# [WHAT NEEDS TO BE DONE]
Give back the full listing verbatim, apart from its images.

─── ENTRIES

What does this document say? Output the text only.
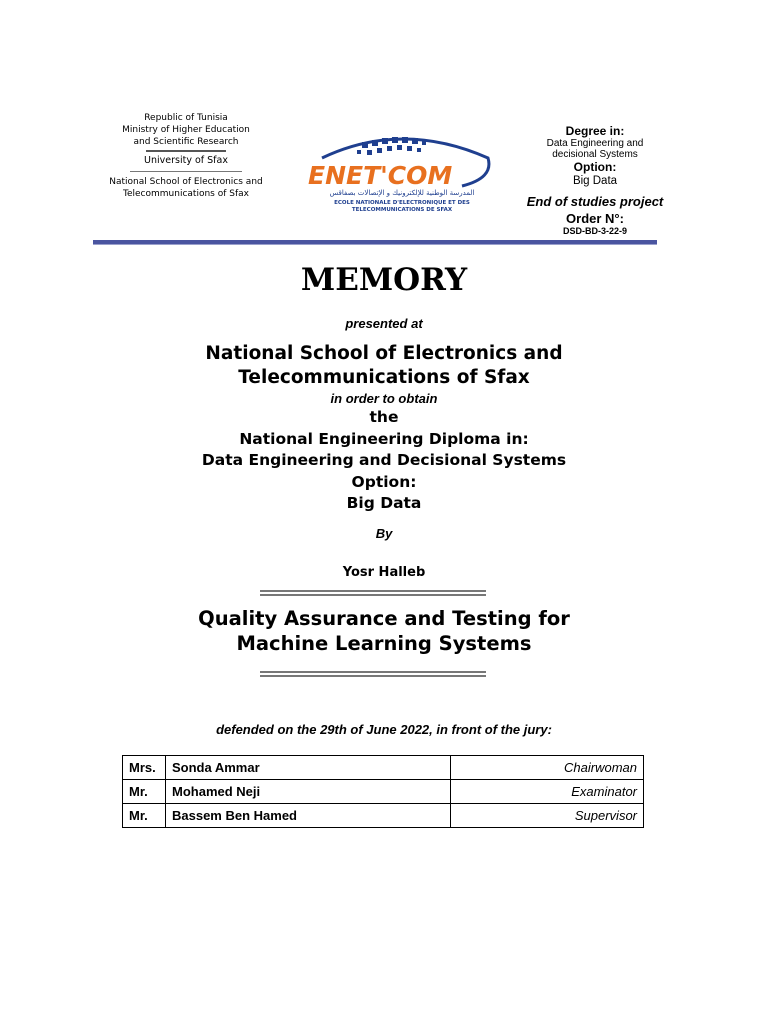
Republic of Tunisia
Ministry of Higher Education
and Scientific Research
University of Sfax
National School of Electronics and
Telecommunications of Sfax
ENET'COM
المدرسة الوطنية للإلكترونيك و الإتصالات بصفاقس
ECOLE NATIONALE D'ELECTRONIQUE ET DES
TELECOMMUNICATIONS DE SFAX
Degree in:
Data Engineering and
decisional Systems
Option:
Big Data
End of studies project
Order N°:
DSD-BD-3-22-9
MEMORY
presented at
National School of Electronics and
Telecommunications of Sfax
in order to obtain
the
National Engineering Diploma in:
Data Engineering and Decisional Systems
Option:
Big Data
By
Yosr Halleb
Quality Assurance and Testing for
Machine Learning Systems
defended on the 29th of June 2022, in front of the jury:
Mrs.	Sonda Ammar	Chairwoman
Mr.	Mohamed Neji	Examinator
Mr.	Bassem Ben Hamed	Supervisor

──────

# [EXERCISE OUTPUT]
What does this document say? Output the text only.
Republic of Tunisia
Ministry of Higher Education
and Scientific Research
University of Sfax
National School of Electronics and
Telecommunications of Sfax
ENET'COM
المدرسة الوطنية للإلكترونيك و الإتصالات بصفاقس
ECOLE NATIONALE D'ELECTRONIQUE ET DES
TELECOMMUNICATIONS DE SFAX
Degree in:
Data Engineering and
decisional Systems
Option:
Big Data
End of studies project
Order N°:
DSD-BD-3-22-9
MEMORY
presented at
National School of Electronics and
Telecommunications of Sfax
in order to obtain
the
National Engineering Diploma in:
Data Engineering and Decisional Systems
Option:
Big Data
By
Yosr Halleb
Quality Assurance and Testing for
Machine Learning Systems
defended on the 29th of June 2022, in front of the jury:
Mrs.	Sonda Ammar	Chairwoman
Mr.	Mohamed Neji	Examinator
Mr.	Bassem Ben Hamed	Supervisor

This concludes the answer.